* start TASK INPUT *

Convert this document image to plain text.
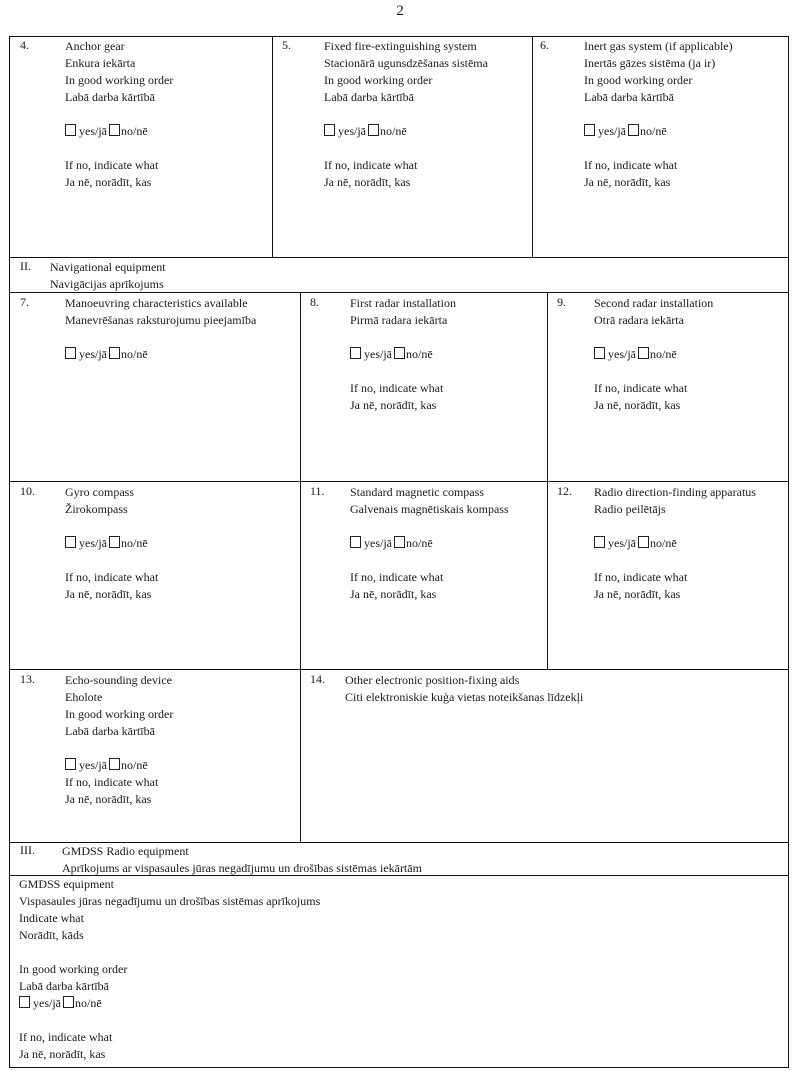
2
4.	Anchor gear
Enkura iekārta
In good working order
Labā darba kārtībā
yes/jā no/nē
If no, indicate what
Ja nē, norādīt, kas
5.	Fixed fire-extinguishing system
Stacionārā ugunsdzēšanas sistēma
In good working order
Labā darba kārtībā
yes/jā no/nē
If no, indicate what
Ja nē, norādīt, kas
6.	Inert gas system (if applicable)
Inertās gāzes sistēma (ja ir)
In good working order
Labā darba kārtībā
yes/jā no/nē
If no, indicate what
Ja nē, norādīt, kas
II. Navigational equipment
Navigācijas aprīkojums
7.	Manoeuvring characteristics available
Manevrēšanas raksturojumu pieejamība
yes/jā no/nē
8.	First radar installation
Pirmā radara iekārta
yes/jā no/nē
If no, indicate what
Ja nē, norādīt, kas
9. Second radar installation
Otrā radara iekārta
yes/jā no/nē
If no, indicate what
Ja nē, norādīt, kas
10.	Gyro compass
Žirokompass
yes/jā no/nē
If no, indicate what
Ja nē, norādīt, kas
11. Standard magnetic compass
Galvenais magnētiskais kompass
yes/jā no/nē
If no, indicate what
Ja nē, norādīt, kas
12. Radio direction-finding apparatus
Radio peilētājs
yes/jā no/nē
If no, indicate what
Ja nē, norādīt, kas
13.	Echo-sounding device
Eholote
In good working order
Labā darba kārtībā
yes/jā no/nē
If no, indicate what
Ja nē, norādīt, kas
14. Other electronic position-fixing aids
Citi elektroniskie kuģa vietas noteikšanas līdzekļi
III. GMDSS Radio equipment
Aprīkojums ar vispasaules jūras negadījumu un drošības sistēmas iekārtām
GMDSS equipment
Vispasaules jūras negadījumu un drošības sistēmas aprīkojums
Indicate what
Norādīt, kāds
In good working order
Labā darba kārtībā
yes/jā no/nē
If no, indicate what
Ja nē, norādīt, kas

* end TASK INPUT *

## WRITTEN PROBLEM
Leaving all pictures aside, quote each record exactly.

## WRITTEN SOLUTION
Convert this document image to plain text.
2
4.	Anchor gear
Enkura iekārta
In good working order
Labā darba kārtībā
yes/jā no/nē
If no, indicate what
Ja nē, norādīt, kas
5.	Fixed fire-extinguishing system
Stacionārā ugunsdzēšanas sistēma
In good working order
Labā darba kārtībā
yes/jā no/nē
If no, indicate what
Ja nē, norādīt, kas
6.	Inert gas system (if applicable)
Inertās gāzes sistēma (ja ir)
In good working order
Labā darba kārtībā
yes/jā no/nē
If no, indicate what
Ja nē, norādīt, kas
II. Navigational equipment
Navigācijas aprīkojums
7.	Manoeuvring characteristics available
Manevrēšanas raksturojumu pieejamība
yes/jā no/nē
8.	First radar installation
Pirmā radara iekārta
yes/jā no/nē
If no, indicate what
Ja nē, norādīt, kas
9. Second radar installation
Otrā radara iekārta
yes/jā no/nē
If no, indicate what
Ja nē, norādīt, kas
10.	Gyro compass
Žirokompass
yes/jā no/nē
If no, indicate what
Ja nē, norādīt, kas
11. Standard magnetic compass
Galvenais magnētiskais kompass
yes/jā no/nē
If no, indicate what
Ja nē, norādīt, kas
12. Radio direction-finding apparatus
Radio peilētājs
yes/jā no/nē
If no, indicate what
Ja nē, norādīt, kas
13.	Echo-sounding device
Eholote
In good working order
Labā darba kārtībā
yes/jā no/nē
If no, indicate what
Ja nē, norādīt, kas
14. Other electronic position-fixing aids
Citi elektroniskie kuģa vietas noteikšanas līdzekļi
III. GMDSS Radio equipment
Aprīkojums ar vispasaules jūras negadījumu un drošības sistēmas iekārtām
GMDSS equipment
Vispasaules jūras negadījumu un drošības sistēmas aprīkojums
Indicate what
Norādīt, kāds
In good working order
Labā darba kārtībā
yes/jā no/nē
If no, indicate what
Ja nē, norādīt, kas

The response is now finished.